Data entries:
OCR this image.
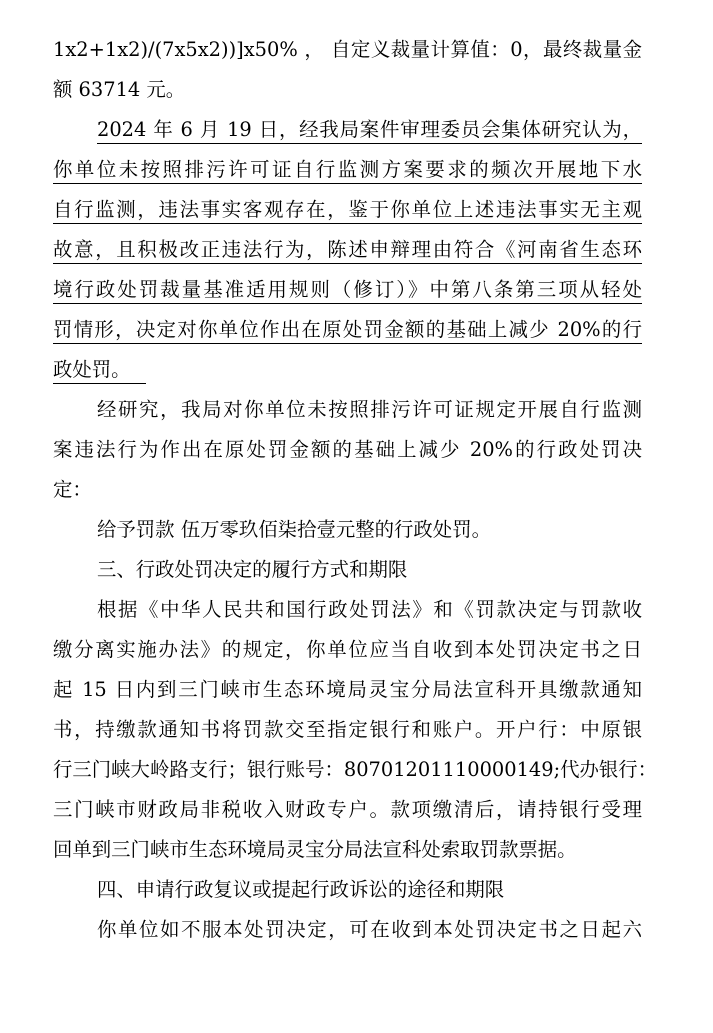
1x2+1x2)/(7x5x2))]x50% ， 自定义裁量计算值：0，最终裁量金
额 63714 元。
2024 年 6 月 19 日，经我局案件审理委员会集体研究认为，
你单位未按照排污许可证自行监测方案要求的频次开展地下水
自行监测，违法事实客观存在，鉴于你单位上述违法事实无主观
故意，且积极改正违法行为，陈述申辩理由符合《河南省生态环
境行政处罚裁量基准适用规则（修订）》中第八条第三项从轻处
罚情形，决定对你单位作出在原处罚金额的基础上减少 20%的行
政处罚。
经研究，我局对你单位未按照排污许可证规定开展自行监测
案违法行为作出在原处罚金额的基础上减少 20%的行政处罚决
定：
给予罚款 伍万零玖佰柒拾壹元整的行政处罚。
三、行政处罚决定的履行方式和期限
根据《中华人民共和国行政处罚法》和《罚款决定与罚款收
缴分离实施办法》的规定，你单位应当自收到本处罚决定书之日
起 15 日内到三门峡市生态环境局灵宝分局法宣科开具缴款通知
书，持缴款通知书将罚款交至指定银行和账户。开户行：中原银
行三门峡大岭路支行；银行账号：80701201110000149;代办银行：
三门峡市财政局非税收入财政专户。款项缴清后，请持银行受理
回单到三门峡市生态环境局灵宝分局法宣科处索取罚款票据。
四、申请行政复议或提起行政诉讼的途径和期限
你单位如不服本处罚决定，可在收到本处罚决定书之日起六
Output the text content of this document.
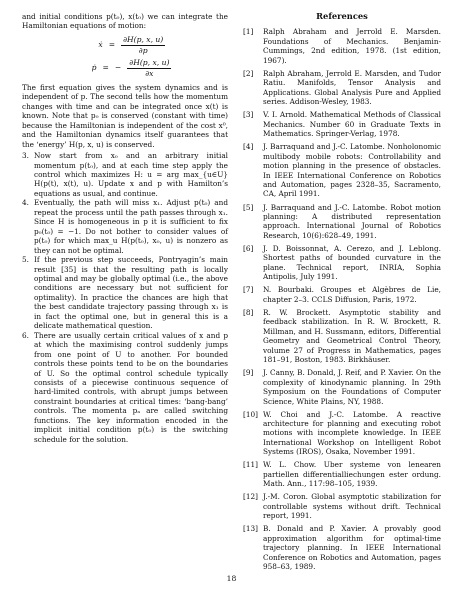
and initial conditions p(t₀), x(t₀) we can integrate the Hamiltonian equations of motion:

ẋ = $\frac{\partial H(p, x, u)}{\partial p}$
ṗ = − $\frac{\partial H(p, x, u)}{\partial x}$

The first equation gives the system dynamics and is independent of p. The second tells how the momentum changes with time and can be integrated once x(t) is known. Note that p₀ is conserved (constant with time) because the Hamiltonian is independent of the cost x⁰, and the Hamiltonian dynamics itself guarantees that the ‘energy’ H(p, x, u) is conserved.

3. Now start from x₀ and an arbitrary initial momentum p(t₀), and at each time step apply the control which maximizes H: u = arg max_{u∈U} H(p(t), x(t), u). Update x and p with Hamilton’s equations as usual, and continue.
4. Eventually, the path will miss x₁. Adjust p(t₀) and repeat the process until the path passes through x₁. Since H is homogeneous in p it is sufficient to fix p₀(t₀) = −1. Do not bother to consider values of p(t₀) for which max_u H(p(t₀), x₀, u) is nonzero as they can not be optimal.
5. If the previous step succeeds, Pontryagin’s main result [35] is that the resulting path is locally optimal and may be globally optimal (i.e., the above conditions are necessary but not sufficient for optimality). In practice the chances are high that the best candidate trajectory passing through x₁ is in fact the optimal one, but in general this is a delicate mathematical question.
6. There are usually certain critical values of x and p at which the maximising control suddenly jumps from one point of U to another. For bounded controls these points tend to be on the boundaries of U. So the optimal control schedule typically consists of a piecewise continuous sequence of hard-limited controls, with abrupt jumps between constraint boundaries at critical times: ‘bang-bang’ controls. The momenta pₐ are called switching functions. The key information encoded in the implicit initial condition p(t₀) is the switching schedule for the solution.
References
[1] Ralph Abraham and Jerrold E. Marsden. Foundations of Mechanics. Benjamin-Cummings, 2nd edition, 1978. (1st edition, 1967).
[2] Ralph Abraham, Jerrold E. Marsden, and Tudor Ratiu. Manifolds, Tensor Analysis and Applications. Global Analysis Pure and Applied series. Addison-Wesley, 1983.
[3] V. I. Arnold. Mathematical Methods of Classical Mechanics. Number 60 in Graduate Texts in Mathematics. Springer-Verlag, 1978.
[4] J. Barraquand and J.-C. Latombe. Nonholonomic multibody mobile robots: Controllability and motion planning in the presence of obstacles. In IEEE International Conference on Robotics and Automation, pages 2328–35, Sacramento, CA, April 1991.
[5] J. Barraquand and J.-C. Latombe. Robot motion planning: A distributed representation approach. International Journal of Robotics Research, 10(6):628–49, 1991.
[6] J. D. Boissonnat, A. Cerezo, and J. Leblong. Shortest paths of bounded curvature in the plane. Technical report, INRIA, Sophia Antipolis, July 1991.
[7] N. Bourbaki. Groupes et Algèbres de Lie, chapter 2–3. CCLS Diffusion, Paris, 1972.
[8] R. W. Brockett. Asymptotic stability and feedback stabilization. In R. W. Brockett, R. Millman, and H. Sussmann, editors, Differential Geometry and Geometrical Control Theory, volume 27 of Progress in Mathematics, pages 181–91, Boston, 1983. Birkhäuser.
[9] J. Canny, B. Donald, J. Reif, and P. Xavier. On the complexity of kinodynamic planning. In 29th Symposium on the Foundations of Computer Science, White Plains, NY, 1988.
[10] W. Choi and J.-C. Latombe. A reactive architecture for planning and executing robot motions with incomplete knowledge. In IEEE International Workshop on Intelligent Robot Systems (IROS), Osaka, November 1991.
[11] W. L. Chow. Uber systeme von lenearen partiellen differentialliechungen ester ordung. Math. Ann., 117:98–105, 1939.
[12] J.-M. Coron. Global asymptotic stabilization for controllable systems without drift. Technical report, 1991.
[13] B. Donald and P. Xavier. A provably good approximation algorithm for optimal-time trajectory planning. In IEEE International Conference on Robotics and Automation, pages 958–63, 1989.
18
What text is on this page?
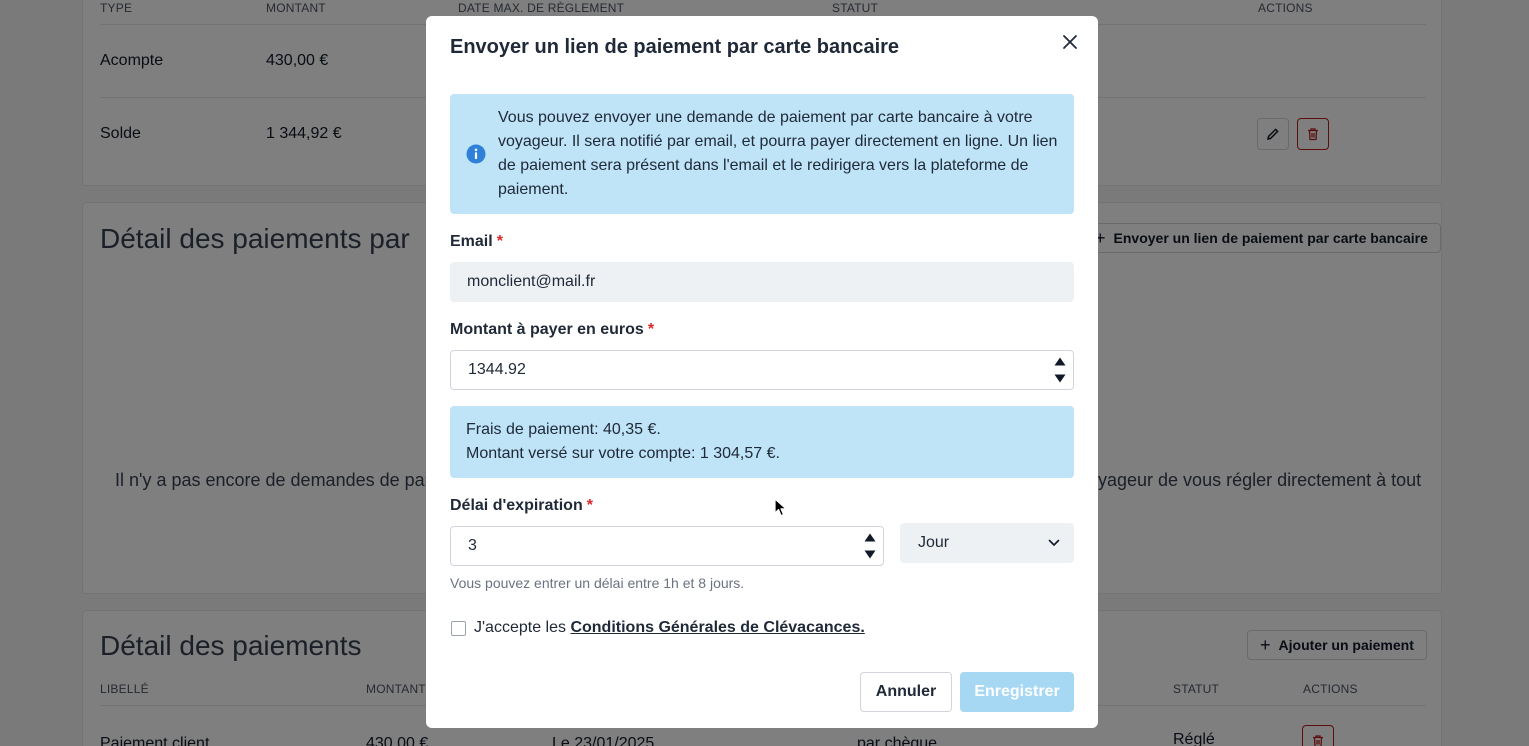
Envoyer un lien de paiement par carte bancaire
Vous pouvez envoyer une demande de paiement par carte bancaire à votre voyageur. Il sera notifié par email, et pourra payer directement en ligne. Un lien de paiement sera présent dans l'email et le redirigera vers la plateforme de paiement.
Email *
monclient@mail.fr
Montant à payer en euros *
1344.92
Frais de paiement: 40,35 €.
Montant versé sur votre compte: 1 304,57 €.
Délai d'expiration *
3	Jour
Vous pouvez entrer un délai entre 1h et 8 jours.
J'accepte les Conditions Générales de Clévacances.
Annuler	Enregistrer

Problem statement: Reply with nothing but a number: how many lines of the entries above contain the string "payer"?

The completed task: 2